-- BEGIN --

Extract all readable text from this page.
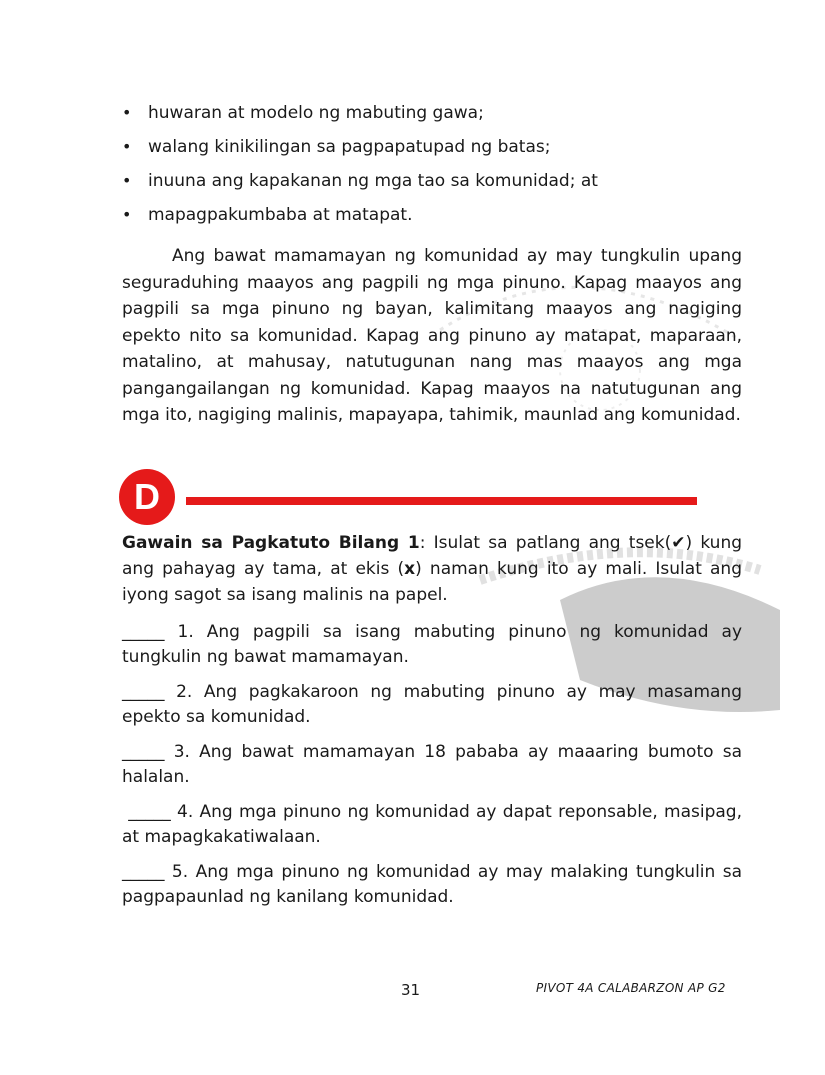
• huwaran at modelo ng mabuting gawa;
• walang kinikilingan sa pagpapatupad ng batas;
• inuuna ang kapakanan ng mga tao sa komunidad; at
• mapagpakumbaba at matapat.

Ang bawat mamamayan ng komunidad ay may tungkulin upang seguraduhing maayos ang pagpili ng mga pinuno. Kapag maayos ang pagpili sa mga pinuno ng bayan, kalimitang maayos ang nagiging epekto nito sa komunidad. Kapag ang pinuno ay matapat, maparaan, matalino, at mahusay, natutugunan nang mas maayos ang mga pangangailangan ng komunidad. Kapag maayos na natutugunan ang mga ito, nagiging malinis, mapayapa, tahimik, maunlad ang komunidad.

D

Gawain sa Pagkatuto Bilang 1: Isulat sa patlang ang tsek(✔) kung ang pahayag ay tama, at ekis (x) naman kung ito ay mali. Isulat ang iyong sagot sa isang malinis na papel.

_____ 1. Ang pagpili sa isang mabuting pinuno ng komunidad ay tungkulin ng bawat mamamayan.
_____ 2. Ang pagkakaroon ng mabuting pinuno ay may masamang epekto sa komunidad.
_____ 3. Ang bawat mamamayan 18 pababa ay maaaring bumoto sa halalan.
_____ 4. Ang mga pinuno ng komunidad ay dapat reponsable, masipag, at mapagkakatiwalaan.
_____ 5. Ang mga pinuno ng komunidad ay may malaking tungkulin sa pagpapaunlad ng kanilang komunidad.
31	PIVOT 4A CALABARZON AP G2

-- END --

Exercise: What is the number of lines above that hold the string "mabuting"? Answer with that number alone.

The result: 3